**Prompt**.
Copy out all lines carrying the word "lyssna".
[begin Dataset rows]
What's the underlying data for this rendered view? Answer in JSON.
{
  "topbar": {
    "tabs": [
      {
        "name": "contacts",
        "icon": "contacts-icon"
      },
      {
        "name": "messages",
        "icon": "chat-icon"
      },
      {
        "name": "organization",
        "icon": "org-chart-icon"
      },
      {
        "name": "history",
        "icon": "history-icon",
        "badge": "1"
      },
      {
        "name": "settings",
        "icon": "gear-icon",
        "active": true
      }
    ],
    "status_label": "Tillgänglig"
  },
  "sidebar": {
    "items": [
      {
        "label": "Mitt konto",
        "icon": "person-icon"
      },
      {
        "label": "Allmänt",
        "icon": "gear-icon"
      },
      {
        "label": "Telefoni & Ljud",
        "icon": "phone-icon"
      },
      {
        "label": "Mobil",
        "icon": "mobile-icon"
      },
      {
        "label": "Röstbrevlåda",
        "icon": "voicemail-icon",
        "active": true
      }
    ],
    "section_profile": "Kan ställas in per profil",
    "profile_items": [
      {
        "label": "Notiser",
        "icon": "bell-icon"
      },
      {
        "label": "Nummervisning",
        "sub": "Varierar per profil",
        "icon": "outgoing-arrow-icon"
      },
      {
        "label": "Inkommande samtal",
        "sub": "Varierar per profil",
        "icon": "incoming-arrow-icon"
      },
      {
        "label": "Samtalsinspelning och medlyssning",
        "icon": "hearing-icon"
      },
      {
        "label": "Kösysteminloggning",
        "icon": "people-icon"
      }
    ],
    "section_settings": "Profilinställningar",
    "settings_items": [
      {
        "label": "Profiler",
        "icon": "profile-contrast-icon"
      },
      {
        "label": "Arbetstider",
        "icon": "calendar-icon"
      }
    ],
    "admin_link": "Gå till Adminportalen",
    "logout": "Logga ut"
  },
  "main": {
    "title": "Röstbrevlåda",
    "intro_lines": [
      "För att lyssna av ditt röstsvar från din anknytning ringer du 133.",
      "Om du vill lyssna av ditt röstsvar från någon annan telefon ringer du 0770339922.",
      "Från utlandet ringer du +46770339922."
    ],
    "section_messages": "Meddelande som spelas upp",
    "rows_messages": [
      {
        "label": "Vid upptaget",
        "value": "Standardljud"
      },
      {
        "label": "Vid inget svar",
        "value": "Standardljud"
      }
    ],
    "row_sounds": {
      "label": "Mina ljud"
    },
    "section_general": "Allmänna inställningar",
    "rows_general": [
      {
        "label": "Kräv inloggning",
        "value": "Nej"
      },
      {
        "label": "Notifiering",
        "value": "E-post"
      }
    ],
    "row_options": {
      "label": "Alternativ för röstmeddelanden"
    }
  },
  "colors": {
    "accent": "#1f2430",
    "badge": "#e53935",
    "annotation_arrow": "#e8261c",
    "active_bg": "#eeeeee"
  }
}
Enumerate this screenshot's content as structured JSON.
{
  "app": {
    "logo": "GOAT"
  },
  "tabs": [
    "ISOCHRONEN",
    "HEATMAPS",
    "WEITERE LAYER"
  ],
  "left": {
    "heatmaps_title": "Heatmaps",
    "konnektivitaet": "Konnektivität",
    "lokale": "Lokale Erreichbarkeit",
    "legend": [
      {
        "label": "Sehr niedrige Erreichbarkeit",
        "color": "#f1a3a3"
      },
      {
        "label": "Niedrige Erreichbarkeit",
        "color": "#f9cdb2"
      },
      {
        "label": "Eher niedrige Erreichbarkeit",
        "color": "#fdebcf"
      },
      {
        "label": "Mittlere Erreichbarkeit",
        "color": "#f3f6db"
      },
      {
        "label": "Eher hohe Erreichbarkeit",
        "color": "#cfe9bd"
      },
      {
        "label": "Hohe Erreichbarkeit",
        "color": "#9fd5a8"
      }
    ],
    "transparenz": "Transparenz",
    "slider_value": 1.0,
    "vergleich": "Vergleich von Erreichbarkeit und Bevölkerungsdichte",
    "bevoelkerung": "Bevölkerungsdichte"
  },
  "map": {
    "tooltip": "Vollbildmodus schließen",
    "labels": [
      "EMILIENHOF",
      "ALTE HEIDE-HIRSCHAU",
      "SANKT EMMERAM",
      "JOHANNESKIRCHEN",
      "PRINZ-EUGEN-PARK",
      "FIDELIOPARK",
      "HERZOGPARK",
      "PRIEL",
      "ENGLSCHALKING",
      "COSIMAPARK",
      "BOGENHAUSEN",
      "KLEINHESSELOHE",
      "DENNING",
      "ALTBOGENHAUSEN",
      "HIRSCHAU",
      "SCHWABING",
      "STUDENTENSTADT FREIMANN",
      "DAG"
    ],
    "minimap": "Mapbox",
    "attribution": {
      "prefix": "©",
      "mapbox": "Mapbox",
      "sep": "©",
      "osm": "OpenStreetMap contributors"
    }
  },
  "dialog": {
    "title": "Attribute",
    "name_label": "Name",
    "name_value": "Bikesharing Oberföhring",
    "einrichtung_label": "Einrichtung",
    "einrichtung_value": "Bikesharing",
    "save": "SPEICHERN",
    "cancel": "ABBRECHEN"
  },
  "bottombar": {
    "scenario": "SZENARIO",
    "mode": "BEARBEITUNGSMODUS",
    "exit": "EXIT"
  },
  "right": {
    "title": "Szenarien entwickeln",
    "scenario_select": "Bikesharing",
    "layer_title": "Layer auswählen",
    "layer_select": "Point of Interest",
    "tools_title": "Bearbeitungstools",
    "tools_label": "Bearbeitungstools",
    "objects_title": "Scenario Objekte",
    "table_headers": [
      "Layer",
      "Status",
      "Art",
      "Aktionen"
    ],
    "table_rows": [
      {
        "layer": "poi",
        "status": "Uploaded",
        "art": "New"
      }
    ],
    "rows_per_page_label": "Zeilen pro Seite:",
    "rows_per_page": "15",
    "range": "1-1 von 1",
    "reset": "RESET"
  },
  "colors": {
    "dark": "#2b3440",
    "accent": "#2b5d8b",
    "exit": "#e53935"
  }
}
[end Dataset rows]
**The response**.
      "För att lyssna av ditt röstsvar från din anknytning ringer du 133.",
      "Om du vill lyssna av ditt röstsvar från någon annan telefon ringer du 0770339922.",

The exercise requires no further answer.